* Given request
Below is the data. Give it again, complete and exact.

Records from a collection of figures

'''

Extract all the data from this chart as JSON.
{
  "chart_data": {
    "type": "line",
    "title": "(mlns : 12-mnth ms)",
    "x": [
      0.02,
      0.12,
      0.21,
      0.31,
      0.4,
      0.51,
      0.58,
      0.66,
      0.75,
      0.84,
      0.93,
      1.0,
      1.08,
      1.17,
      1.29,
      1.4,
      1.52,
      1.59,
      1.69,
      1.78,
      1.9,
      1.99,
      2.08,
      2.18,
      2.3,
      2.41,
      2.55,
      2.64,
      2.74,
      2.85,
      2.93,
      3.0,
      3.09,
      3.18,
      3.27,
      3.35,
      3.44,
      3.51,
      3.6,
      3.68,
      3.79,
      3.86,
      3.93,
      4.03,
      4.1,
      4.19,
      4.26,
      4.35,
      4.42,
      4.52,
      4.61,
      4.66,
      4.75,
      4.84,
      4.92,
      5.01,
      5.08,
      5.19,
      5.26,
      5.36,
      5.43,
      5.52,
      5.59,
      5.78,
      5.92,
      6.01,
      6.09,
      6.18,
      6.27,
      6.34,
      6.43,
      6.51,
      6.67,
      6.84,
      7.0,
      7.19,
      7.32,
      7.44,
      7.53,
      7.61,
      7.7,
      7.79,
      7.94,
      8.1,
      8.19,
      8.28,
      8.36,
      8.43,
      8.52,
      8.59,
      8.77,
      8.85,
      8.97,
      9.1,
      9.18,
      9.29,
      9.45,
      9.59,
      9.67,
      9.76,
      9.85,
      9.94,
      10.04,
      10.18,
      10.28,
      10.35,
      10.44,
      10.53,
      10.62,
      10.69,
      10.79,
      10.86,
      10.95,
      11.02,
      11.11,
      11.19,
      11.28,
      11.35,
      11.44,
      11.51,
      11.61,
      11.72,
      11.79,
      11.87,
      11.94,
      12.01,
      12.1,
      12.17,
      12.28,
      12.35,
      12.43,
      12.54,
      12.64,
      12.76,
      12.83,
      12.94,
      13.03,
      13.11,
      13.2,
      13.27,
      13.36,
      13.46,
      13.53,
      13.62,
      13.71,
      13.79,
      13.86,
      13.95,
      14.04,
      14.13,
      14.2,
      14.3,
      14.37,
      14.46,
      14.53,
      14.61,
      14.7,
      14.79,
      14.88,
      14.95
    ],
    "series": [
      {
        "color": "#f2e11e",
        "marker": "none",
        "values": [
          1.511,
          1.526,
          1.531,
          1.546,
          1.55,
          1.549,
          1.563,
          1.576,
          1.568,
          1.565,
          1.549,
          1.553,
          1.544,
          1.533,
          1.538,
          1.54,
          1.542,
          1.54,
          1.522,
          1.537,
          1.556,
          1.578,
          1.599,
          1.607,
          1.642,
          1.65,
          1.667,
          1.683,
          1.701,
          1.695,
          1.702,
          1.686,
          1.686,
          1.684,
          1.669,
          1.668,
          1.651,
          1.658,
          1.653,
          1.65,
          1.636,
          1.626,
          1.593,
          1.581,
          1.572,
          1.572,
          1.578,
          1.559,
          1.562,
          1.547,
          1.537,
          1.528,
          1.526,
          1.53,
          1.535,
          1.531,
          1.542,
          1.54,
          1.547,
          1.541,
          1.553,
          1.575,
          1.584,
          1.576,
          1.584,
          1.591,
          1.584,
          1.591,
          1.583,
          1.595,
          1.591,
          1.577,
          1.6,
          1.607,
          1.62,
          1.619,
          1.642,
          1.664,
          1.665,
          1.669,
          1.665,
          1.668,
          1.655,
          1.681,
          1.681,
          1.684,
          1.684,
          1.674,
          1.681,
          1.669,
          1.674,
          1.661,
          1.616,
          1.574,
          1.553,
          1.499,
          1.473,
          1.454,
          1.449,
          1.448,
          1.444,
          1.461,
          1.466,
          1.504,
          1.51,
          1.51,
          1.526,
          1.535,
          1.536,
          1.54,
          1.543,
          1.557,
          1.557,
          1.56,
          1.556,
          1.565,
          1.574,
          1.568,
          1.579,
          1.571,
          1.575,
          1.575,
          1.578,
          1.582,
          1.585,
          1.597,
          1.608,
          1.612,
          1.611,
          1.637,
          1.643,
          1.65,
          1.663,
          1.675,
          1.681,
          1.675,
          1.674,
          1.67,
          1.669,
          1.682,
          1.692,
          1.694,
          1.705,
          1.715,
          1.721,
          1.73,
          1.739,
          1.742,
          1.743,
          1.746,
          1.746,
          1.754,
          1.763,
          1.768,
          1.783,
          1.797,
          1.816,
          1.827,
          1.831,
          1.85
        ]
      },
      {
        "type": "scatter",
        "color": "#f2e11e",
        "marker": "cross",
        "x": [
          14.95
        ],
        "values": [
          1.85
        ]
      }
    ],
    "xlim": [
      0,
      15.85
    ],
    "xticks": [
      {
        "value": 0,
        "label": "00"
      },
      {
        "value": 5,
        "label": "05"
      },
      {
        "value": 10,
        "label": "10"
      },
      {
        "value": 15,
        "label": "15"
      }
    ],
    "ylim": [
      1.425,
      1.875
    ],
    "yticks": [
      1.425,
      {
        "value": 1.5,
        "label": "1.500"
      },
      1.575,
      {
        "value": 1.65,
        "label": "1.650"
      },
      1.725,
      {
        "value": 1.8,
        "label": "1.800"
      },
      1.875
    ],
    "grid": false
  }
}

'''

* Exercise response
Extract all the data from this chart as JSON.
{
  "chart_data": {
    "type": "line",
    "title": "(mlns : 12-mnth ms)",
    "x": [
      0.02,
      0.12,
      0.21,
      0.31,
      0.4,
      0.51,
      0.58,
      0.66,
      0.75,
      0.84,
      0.93,
      1.0,
      1.08,
      1.17,
      1.29,
      1.4,
      1.52,
      1.59,
      1.69,
      1.78,
      1.9,
      1.99,
      2.08,
      2.18,
      2.3,
      2.41,
      2.55,
      2.64,
      2.74,
      2.85,
      2.93,
      3.0,
      3.09,
      3.18,
      3.27,
      3.35,
      3.44,
      3.51,
      3.6,
      3.68,
      3.79,
      3.86,
      3.93,
      4.03,
      4.1,
      4.19,
      4.26,
      4.35,
      4.42,
      4.52,
      4.61,
      4.66,
      4.75,
      4.84,
      4.92,
      5.01,
      5.08,
      5.19,
      5.26,
      5.36,
      5.43,
      5.52,
      5.59,
      5.78,
      5.92,
      6.01,
      6.09,
      6.18,
      6.27,
      6.34,
      6.43,
      6.51,
      6.67,
      6.84,
      7.0,
      7.19,
      7.32,
      7.44,
      7.53,
      7.61,
      7.7,
      7.79,
      7.94,
      8.1,
      8.19,
      8.28,
      8.36,
      8.43,
      8.52,
      8.59,
      8.77,
      8.85,
      8.97,
      9.1,
      9.18,
      9.29,
      9.45,
      9.59,
      9.67,
      9.76,
      9.85,
      9.94,
      10.04,
      10.18,
      10.28,
      10.35,
      10.44,
      10.53,
      10.62,
      10.69,
      10.79,
      10.86,
      10.95,
      11.02,
      11.11,
      11.19,
      11.28,
      11.35,
      11.44,
      11.51,
      11.61,
      11.72,
      11.79,
      11.87,
      11.94,
      12.01,
      12.1,
      12.17,
      12.28,
      12.35,
      12.43,
      12.54,
      12.64,
      12.76,
      12.83,
      12.94,
      13.03,
      13.11,
      13.2,
      13.27,
      13.36,
      13.46,
      13.53,
      13.62,
      13.71,
      13.79,
      13.86,
      13.95,
      14.04,
      14.13,
      14.2,
      14.3,
      14.37,
      14.46,
      14.53,
      14.61,
      14.7,
      14.79,
      14.88,
      14.95
    ],
    "series": [
      {
        "color": "#f2e11e",
        "marker": "none",
        "values": [
          1.511,
          1.526,
          1.531,
          1.546,
          1.55,
          1.549,
          1.563,
          1.576,
          1.568,
          1.565,
          1.549,
          1.553,
          1.544,
          1.533,
          1.538,
          1.54,
          1.542,
          1.54,
          1.522,
          1.537,
          1.556,
          1.578,
          1.599,
          1.607,
          1.642,
          1.65,
          1.667,
          1.683,
          1.701,
          1.695,
          1.702,
          1.686,
          1.686,
          1.684,
          1.669,
          1.668,
          1.651,
          1.658,
          1.653,
          1.65,
          1.636,
          1.626,
          1.593,
          1.581,
          1.572,
          1.572,
          1.578,
          1.559,
          1.562,
          1.547,
          1.537,
          1.528,
          1.526,
          1.53,
          1.535,
          1.531,
          1.542,
          1.54,
          1.547,
          1.541,
          1.553,
          1.575,
          1.584,
          1.576,
          1.584,
          1.591,
          1.584,
          1.591,
          1.583,
          1.595,
          1.591,
          1.577,
          1.6,
          1.607,
          1.62,
          1.619,
          1.642,
          1.664,
          1.665,
          1.669,
          1.665,
          1.668,
          1.655,
          1.681,
          1.681,
          1.684,
          1.684,
          1.674,
          1.681,
          1.669,
          1.674,
          1.661,
          1.616,
          1.574,
          1.553,
          1.499,
          1.473,
          1.454,
          1.449,
          1.448,
          1.444,
          1.461,
          1.466,
          1.504,
          1.51,
          1.51,
          1.526,
          1.535,
          1.536,
          1.54,
          1.543,
          1.557,
          1.557,
          1.56,
          1.556,
          1.565,
          1.574,
          1.568,
          1.579,
          1.571,
          1.575,
          1.575,
          1.578,
          1.582,
          1.585,
          1.597,
          1.608,
          1.612,
          1.611,
          1.637,
          1.643,
          1.65,
          1.663,
          1.675,
          1.681,
          1.675,
          1.674,
          1.67,
          1.669,
          1.682,
          1.692,
          1.694,
          1.705,
          1.715,
          1.721,
          1.73,
          1.739,
          1.742,
          1.743,
          1.746,
          1.746,
          1.754,
          1.763,
          1.768,
          1.783,
          1.797,
          1.816,
          1.827,
          1.831,
          1.85
        ]
      },
      {
        "type": "scatter",
        "color": "#f2e11e",
        "marker": "cross",
        "x": [
          14.95
        ],
        "values": [
          1.85
        ]
      }
    ],
    "xlim": [
      0,
      15.85
    ],
    "xticks": [
      {
        "value": 0,
        "label": "00"
      },
      {
        "value": 5,
        "label": "05"
      },
      {
        "value": 10,
        "label": "10"
      },
      {
        "value": 15,
        "label": "15"
      }
    ],
    "ylim": [
      1.425,
      1.875
    ],
    "yticks": [
      1.425,
      {
        "value": 1.5,
        "label": "1.500"
      },
      1.575,
      {
        "value": 1.65,
        "label": "1.650"
      },
      1.725,
      {
        "value": 1.8,
        "label": "1.800"
      },
      1.875
    ],
    "grid": false
  }
}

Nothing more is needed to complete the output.